Stated problem
Reproduce the following lines of the listing verbatim, starting with its first line and ending with the line that contains "table25 [9, 99, 739, 457]".

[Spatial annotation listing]
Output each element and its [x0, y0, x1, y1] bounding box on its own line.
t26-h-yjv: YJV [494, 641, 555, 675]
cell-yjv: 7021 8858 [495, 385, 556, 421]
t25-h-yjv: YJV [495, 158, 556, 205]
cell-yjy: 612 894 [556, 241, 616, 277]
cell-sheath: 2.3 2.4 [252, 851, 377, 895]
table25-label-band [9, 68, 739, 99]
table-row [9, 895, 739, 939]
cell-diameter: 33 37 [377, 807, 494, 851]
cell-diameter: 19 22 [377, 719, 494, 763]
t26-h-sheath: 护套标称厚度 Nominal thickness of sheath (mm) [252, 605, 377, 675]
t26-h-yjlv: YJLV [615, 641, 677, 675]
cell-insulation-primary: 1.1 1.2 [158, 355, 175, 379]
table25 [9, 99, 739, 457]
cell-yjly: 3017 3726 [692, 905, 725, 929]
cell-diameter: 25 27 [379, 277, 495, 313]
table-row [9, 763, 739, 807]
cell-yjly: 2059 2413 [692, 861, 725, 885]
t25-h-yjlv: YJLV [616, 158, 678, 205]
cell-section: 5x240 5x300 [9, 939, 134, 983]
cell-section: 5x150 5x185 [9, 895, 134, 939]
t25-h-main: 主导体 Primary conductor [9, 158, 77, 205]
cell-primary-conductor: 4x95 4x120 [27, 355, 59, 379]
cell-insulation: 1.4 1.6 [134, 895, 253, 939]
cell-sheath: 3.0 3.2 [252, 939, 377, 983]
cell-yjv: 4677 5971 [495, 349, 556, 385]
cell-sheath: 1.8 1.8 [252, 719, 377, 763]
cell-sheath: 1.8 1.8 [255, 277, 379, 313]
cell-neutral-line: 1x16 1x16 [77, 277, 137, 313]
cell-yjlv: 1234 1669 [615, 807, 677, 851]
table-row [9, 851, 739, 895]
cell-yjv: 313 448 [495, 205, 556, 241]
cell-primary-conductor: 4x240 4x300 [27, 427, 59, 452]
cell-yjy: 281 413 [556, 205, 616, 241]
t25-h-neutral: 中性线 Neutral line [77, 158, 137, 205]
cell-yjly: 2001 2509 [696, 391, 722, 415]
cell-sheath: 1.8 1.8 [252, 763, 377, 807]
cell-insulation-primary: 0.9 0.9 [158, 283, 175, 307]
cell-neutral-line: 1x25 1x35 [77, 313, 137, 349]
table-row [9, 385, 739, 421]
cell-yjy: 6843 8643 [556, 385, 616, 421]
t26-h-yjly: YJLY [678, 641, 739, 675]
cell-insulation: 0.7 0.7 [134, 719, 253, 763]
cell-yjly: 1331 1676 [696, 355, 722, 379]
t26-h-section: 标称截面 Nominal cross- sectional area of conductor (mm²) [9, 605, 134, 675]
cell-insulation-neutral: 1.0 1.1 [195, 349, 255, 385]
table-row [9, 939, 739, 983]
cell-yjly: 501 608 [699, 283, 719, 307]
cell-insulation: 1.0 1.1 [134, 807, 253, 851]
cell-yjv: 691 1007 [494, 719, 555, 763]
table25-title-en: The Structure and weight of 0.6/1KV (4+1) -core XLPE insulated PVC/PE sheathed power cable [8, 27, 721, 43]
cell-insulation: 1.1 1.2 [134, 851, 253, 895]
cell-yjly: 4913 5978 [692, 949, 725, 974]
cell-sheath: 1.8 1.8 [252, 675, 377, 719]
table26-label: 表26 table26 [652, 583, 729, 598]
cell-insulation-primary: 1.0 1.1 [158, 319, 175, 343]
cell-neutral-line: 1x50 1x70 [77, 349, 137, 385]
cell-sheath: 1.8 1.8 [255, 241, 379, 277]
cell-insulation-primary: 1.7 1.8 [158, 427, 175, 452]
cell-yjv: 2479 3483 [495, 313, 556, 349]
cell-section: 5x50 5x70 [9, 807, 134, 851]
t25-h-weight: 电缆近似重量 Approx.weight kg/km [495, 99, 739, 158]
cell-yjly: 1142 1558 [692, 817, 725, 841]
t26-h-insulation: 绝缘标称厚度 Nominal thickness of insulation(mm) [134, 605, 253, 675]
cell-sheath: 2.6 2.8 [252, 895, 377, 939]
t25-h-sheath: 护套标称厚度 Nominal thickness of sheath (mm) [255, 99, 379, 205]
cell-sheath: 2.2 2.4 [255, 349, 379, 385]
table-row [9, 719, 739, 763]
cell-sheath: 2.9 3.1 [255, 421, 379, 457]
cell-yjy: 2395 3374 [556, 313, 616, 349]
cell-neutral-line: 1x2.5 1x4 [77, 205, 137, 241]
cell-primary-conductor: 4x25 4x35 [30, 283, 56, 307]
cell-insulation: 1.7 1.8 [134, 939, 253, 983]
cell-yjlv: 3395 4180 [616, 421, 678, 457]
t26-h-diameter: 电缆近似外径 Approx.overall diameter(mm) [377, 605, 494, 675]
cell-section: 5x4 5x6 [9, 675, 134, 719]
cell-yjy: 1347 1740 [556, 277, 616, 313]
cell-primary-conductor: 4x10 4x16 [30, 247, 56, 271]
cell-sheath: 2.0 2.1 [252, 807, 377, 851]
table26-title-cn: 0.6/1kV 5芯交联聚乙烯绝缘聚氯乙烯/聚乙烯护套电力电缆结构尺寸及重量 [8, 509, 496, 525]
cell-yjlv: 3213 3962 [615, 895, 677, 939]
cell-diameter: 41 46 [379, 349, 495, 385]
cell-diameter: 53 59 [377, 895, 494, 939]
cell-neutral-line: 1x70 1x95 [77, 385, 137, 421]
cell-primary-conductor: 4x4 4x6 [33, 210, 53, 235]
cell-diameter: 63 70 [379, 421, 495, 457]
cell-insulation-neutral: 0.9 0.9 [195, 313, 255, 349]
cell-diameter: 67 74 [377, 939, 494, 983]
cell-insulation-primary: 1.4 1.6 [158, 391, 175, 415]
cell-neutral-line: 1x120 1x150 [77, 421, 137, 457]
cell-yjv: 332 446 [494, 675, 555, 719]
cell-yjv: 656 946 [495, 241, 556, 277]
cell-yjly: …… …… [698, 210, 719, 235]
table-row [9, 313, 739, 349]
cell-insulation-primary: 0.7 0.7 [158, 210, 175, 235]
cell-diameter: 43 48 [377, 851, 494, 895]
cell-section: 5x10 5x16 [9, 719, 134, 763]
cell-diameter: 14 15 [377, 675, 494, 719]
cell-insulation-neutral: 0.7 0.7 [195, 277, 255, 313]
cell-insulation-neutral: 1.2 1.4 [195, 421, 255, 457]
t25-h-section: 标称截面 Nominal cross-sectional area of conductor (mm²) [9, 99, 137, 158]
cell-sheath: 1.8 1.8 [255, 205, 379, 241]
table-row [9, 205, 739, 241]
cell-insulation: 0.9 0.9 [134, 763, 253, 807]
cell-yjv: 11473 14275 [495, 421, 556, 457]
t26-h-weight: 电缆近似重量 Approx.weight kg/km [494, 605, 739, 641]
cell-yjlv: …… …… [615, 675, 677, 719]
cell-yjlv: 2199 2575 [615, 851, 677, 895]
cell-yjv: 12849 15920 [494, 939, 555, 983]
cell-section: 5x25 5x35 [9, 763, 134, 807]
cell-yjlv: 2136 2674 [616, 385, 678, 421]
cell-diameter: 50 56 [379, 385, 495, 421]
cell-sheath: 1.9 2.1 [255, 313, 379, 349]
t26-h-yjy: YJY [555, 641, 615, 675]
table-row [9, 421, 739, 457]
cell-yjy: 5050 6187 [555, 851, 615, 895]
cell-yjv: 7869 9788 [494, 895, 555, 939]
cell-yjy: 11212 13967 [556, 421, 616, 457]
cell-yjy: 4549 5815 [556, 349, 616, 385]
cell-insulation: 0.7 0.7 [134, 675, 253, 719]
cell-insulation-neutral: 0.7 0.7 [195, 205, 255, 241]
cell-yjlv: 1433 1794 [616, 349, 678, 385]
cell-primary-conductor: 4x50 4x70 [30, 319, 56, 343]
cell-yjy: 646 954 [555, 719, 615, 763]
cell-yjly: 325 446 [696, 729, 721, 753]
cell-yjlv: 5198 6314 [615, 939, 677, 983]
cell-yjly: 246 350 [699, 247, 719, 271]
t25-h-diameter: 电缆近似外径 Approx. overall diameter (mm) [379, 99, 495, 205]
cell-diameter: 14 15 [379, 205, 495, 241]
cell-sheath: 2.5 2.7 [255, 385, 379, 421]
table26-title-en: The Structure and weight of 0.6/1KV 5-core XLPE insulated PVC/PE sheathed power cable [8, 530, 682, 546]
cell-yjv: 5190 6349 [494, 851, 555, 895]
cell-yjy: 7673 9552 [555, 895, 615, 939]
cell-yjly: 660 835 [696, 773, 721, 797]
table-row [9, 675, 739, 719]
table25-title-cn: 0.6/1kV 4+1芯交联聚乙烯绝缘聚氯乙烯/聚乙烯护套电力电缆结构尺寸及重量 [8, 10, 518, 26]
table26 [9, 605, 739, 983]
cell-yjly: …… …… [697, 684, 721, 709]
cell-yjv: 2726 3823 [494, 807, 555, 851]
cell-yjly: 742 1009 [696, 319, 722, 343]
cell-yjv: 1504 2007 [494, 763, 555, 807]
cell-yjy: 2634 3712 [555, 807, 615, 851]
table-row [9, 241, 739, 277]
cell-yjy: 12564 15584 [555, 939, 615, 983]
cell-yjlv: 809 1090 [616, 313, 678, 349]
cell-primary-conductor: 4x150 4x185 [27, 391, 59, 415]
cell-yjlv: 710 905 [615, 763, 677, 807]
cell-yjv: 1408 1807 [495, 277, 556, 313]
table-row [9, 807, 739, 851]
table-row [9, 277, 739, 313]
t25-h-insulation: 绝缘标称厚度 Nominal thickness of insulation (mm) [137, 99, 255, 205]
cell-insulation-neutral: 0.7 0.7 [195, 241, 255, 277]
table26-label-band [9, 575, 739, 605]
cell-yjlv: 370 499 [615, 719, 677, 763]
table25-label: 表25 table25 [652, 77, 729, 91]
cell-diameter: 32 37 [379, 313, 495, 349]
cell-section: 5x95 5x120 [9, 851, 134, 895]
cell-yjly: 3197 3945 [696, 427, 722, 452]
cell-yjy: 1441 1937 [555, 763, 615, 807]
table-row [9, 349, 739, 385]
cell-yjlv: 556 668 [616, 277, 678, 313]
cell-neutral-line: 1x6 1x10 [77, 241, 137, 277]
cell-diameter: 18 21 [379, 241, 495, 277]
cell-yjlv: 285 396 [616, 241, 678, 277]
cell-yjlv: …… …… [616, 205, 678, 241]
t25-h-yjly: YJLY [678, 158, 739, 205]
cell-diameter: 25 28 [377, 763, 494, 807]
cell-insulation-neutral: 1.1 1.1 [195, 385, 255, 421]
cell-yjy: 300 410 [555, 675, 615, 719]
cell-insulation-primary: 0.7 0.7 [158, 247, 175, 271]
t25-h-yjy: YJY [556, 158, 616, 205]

Answer for the task
Output each element and its [x0, y0, x1, y1] bounding box on its own line.
t26-h-yjv: YJV [494, 641, 555, 675]
cell-yjv: 7021 8858 [495, 385, 556, 421]
t25-h-yjv: YJV [495, 158, 556, 205]
cell-yjy: 612 894 [556, 241, 616, 277]
cell-sheath: 2.3 2.4 [252, 851, 377, 895]
table25-label-band [9, 68, 739, 99]
table-row [9, 895, 739, 939]
cell-diameter: 33 37 [377, 807, 494, 851]
cell-diameter: 19 22 [377, 719, 494, 763]
t26-h-sheath: 护套标称厚度 Nominal thickness of sheath (mm) [252, 605, 377, 675]
t26-h-yjlv: YJLV [615, 641, 677, 675]
cell-insulation-primary: 1.1 1.2 [158, 355, 175, 379]
table25 [9, 99, 739, 457]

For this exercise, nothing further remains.